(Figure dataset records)
--- start ---

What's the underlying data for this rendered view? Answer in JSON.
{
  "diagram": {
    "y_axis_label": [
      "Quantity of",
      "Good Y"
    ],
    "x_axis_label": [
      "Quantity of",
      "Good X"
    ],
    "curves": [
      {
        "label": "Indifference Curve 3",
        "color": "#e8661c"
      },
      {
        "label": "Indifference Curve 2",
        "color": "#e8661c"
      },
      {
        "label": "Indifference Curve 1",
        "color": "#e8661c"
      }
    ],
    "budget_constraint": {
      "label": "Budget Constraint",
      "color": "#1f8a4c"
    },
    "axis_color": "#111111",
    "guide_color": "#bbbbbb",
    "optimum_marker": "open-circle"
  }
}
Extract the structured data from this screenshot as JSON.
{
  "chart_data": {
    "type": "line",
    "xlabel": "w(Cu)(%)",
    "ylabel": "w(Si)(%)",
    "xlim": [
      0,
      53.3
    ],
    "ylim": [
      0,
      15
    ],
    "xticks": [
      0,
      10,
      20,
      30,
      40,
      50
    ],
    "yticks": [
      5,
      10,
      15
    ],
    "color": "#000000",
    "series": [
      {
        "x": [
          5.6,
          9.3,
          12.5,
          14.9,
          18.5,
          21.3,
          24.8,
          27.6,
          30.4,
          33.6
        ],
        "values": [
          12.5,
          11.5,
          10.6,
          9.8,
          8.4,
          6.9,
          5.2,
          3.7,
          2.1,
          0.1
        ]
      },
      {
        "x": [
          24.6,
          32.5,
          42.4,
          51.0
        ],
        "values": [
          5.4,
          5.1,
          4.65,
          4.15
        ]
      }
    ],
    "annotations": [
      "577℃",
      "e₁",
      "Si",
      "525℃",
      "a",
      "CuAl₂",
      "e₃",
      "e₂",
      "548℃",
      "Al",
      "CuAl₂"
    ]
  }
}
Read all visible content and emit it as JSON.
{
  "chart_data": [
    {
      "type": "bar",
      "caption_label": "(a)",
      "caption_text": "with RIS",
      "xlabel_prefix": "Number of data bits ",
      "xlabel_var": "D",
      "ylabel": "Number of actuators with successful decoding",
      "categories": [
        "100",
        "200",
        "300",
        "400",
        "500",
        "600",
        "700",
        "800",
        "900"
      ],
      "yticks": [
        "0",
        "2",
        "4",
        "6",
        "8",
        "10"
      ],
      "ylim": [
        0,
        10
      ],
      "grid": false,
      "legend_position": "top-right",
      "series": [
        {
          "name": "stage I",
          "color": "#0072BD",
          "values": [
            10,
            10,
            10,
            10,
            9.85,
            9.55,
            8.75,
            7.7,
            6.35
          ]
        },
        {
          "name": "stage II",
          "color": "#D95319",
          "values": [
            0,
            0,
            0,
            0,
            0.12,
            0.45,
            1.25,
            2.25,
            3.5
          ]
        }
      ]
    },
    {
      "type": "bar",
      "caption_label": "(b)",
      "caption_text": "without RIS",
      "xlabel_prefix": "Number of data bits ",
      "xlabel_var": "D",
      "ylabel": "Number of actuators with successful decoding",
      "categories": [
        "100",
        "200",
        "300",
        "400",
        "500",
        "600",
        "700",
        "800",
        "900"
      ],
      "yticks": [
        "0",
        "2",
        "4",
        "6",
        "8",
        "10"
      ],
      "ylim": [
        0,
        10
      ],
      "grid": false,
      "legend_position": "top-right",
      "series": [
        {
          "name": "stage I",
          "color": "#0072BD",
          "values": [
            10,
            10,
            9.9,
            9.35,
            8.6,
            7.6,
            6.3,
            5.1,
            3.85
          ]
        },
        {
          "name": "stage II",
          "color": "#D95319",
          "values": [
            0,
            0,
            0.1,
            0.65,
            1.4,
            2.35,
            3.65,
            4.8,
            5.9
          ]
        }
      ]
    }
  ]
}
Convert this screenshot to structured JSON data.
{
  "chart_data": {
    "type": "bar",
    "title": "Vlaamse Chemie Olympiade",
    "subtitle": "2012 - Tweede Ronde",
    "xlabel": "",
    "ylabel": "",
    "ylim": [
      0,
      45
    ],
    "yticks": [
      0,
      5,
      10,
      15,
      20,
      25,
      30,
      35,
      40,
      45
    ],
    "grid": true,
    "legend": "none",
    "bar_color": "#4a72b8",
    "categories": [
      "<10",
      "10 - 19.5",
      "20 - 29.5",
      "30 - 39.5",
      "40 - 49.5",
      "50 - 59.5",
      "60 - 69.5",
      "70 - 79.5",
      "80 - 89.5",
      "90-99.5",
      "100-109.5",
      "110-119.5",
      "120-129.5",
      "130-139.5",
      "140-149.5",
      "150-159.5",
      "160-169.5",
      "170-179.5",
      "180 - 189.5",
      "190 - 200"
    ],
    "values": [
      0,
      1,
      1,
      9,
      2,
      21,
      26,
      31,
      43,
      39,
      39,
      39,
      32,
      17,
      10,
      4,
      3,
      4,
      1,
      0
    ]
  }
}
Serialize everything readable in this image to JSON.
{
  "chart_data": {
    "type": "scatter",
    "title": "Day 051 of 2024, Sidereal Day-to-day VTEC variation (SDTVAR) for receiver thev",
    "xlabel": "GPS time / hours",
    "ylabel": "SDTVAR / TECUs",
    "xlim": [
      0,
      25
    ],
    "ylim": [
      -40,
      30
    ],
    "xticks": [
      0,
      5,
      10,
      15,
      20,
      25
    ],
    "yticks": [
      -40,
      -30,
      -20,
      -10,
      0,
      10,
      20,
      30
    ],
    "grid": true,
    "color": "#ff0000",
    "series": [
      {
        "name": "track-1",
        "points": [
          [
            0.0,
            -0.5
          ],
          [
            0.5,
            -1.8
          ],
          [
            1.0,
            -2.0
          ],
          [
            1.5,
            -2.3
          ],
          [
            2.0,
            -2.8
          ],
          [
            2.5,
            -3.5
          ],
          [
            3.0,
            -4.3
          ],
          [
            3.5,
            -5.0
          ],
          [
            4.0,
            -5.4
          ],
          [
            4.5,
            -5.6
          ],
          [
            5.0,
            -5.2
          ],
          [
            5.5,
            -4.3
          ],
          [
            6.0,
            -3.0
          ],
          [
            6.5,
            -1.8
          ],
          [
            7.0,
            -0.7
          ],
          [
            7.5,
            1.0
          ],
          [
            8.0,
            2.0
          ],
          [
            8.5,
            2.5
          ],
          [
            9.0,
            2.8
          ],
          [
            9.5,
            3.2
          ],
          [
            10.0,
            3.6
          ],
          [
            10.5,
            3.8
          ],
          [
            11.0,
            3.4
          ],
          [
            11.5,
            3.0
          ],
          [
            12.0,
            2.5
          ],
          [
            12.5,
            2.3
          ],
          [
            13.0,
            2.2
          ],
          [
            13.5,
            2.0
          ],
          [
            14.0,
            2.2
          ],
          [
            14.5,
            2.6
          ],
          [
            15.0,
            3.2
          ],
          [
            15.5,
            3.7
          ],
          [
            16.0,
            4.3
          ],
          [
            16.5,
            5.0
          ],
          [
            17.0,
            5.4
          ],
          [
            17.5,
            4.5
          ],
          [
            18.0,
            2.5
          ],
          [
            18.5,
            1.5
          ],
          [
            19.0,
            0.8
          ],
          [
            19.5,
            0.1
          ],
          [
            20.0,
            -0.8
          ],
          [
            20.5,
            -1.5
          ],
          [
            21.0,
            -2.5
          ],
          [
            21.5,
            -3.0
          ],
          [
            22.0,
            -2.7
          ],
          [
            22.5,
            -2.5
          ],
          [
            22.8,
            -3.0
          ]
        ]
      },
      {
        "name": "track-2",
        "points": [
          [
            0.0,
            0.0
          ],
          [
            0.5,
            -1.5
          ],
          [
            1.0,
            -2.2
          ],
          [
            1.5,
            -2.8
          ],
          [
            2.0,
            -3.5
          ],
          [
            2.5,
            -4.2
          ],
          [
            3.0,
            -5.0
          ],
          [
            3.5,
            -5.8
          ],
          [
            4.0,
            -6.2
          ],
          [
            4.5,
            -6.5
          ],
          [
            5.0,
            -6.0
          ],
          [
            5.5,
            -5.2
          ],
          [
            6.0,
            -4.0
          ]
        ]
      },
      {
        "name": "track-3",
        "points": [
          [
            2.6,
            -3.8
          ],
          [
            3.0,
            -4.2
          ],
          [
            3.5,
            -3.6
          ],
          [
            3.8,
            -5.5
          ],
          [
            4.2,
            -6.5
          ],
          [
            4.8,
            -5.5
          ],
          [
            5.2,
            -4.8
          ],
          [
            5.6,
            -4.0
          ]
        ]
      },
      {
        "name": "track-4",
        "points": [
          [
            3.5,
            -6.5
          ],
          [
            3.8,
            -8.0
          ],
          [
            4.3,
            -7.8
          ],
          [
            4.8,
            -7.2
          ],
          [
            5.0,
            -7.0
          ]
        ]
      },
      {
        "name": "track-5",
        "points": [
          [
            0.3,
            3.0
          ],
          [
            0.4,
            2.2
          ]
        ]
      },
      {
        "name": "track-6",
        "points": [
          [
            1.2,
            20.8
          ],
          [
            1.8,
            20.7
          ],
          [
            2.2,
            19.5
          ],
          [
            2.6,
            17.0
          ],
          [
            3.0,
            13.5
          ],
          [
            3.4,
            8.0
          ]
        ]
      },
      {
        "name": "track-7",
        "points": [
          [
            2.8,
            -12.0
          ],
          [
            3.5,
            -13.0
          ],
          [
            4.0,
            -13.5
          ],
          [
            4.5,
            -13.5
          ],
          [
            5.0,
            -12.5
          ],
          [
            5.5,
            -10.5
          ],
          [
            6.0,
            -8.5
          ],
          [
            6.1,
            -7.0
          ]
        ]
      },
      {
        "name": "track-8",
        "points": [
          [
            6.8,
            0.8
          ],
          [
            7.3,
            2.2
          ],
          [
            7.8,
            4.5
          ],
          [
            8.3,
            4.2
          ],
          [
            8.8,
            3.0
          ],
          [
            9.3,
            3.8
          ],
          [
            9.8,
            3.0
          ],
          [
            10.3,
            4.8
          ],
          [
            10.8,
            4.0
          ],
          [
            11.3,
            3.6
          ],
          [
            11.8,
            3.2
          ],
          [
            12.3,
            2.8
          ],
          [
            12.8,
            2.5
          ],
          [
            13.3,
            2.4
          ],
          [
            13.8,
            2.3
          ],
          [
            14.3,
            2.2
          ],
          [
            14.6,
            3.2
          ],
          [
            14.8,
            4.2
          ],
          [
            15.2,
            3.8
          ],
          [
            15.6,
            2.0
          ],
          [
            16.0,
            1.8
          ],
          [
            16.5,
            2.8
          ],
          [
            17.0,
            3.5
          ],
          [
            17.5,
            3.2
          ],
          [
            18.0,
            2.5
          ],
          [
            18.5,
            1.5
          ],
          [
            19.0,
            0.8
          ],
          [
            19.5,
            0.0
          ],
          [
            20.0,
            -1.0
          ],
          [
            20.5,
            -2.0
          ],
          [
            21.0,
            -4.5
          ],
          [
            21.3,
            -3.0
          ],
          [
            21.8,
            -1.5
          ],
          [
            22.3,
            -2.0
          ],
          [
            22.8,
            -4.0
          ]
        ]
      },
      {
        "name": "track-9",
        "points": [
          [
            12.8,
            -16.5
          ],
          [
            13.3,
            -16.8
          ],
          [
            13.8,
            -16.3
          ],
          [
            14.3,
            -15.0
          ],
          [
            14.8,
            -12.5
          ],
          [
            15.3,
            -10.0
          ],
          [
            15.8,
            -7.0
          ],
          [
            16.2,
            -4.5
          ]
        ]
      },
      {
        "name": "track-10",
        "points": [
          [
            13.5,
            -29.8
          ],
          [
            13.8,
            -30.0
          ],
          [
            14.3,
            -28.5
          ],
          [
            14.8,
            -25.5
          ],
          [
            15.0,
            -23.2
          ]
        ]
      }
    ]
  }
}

--- end ---

Look for lines containing the string "structured" and copy them all.

Extract the structured data from this screenshot as JSON.
Convert this screenshot to structured JSON data.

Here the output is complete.